··· Records for the exercise

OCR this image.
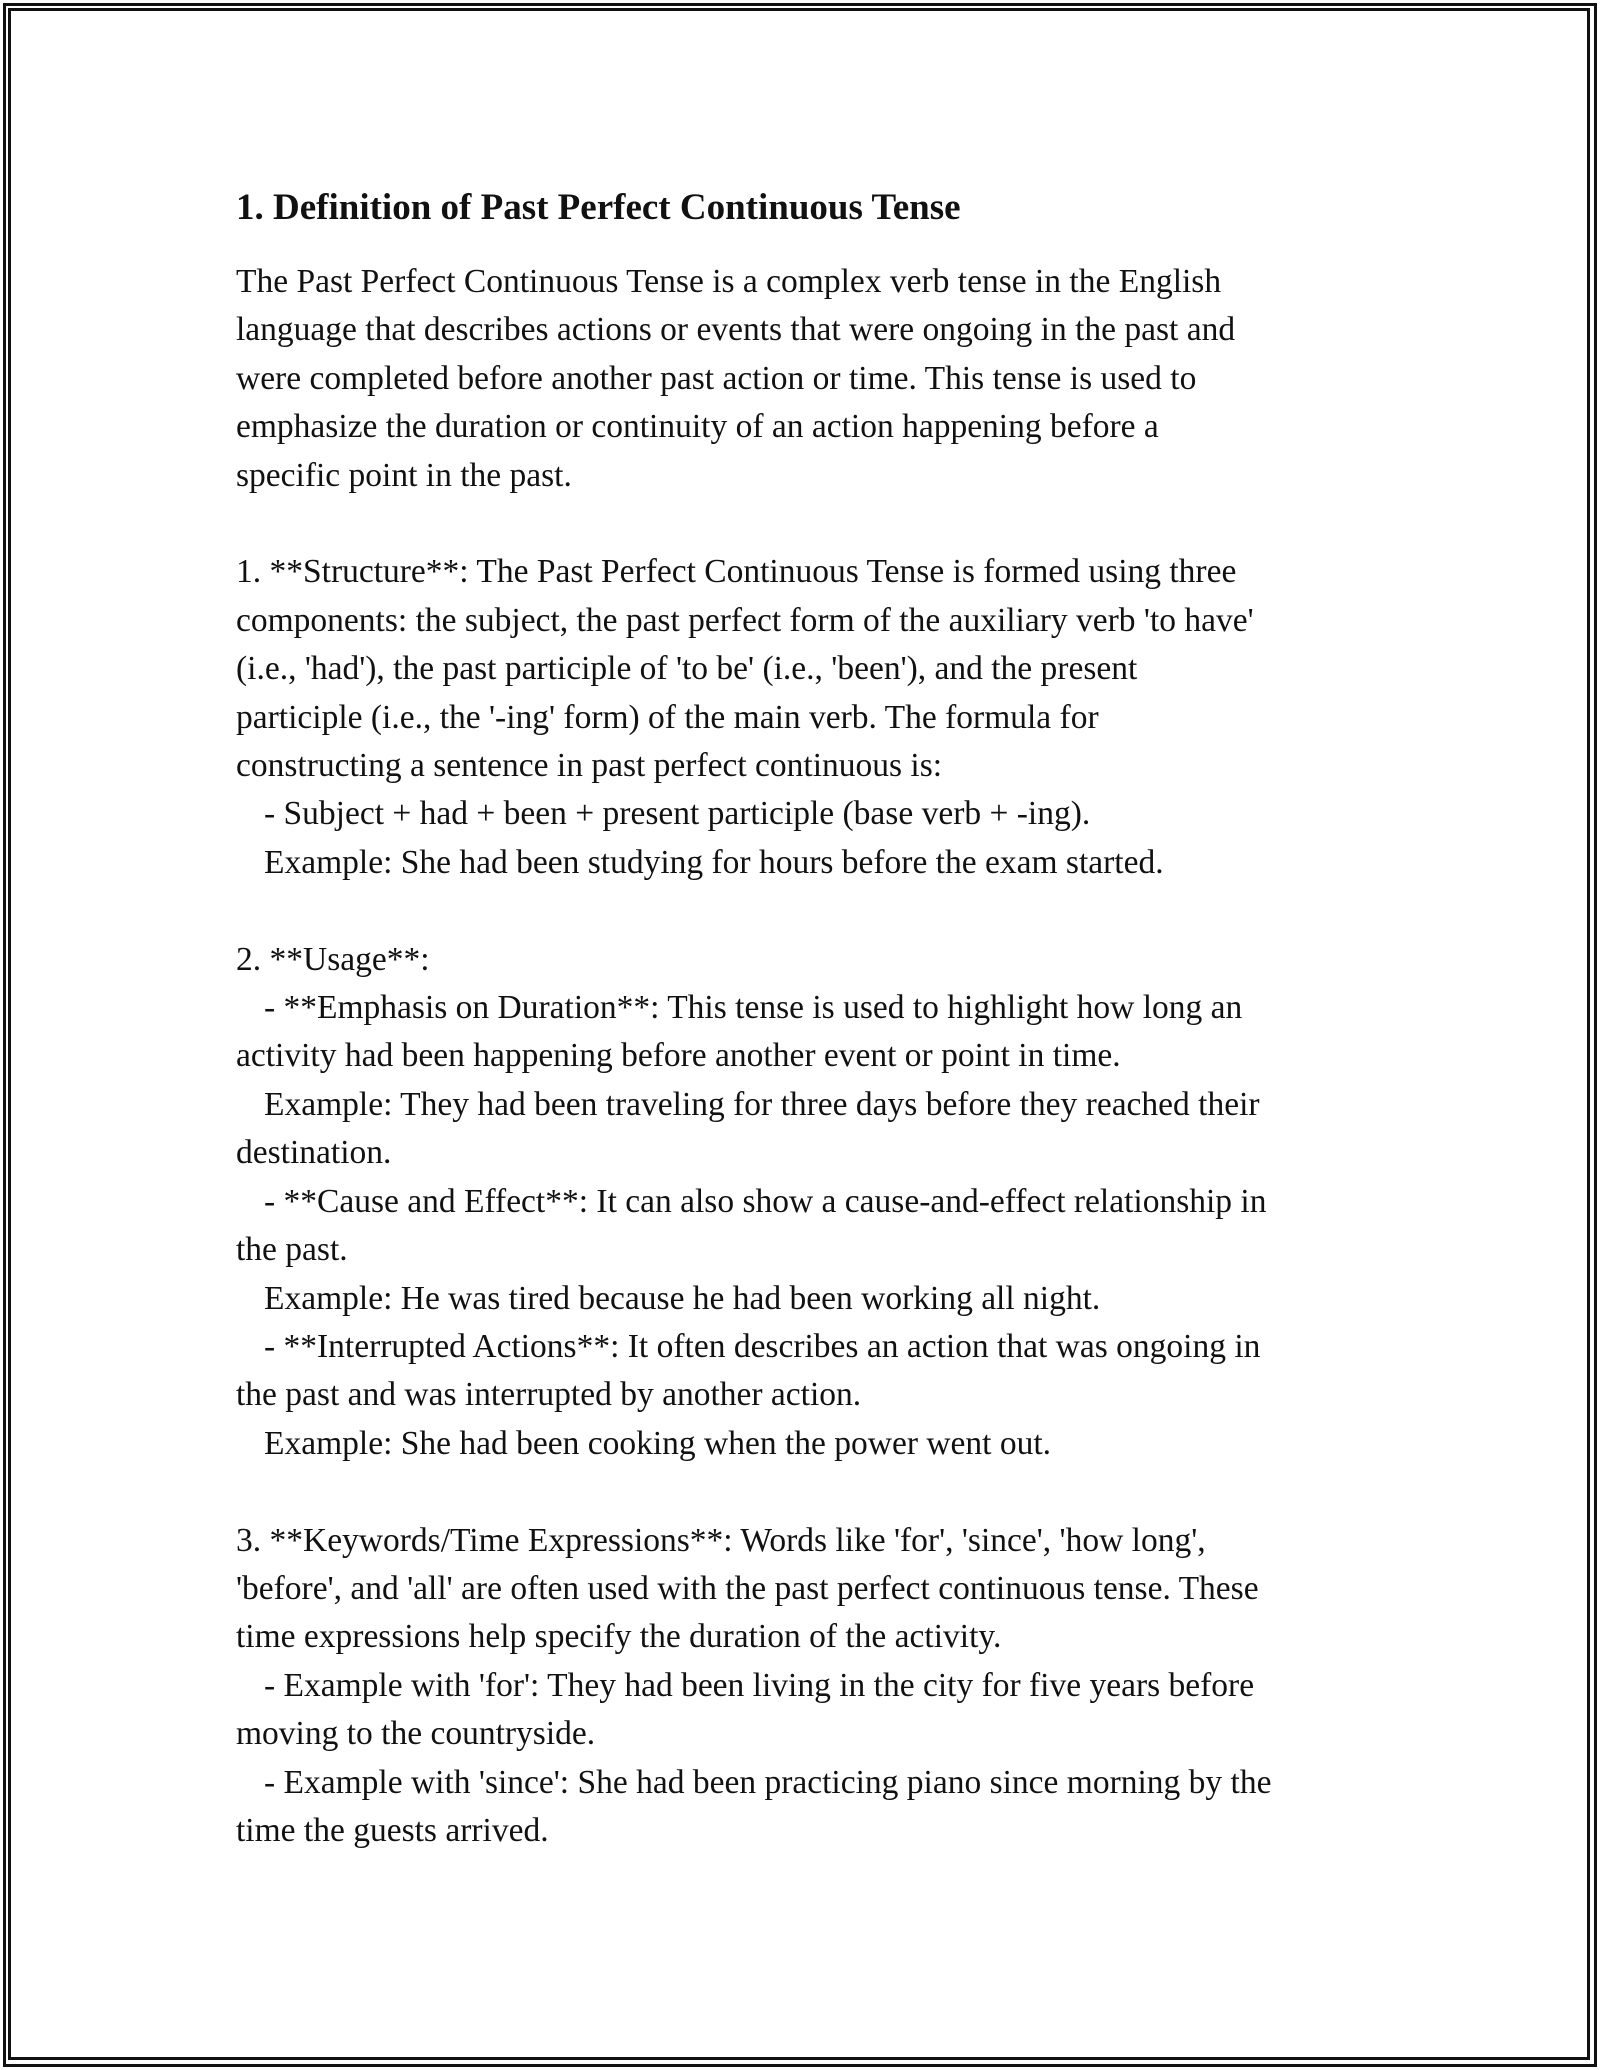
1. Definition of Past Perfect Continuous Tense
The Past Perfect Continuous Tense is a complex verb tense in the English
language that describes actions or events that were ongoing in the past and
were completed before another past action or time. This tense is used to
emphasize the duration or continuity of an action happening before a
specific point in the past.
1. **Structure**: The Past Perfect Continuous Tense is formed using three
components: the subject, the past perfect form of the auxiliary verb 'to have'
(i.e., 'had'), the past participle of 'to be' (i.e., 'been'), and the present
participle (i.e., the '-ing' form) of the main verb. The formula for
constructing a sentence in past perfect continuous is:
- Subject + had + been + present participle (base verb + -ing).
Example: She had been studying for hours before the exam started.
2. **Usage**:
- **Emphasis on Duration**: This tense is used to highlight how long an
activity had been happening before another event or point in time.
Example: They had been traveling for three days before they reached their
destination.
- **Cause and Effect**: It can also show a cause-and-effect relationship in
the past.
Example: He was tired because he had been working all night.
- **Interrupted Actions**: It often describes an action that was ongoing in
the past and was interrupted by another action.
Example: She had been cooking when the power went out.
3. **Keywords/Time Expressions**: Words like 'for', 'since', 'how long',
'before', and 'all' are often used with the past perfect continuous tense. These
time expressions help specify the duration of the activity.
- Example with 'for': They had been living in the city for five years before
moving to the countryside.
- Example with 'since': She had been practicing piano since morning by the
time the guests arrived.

······

● **Required task**
Reproduce every line of the material precisely, omitting its pictures.

● **Exercise solution**
OCR this image.
1. Definition of Past Perfect Continuous Tense
The Past Perfect Continuous Tense is a complex verb tense in the English
language that describes actions or events that were ongoing in the past and
were completed before another past action or time. This tense is used to
emphasize the duration or continuity of an action happening before a
specific point in the past.
1. **Structure**: The Past Perfect Continuous Tense is formed using three
components: the subject, the past perfect form of the auxiliary verb 'to have'
(i.e., 'had'), the past participle of 'to be' (i.e., 'been'), and the present
participle (i.e., the '-ing' form) of the main verb. The formula for
constructing a sentence in past perfect continuous is:
- Subject + had + been + present participle (base verb + -ing).
Example: She had been studying for hours before the exam started.
2. **Usage**:
- **Emphasis on Duration**: This tense is used to highlight how long an
activity had been happening before another event or point in time.
Example: They had been traveling for three days before they reached their
destination.
- **Cause and Effect**: It can also show a cause-and-effect relationship in
the past.
Example: He was tired because he had been working all night.
- **Interrupted Actions**: It often describes an action that was ongoing in
the past and was interrupted by another action.
Example: She had been cooking when the power went out.
3. **Keywords/Time Expressions**: Words like 'for', 'since', 'how long',
'before', and 'all' are often used with the past perfect continuous tense. These
time expressions help specify the duration of the activity.
- Example with 'for': They had been living in the city for five years before
moving to the countryside.
- Example with 'since': She had been practicing piano since morning by the
time the guests arrived.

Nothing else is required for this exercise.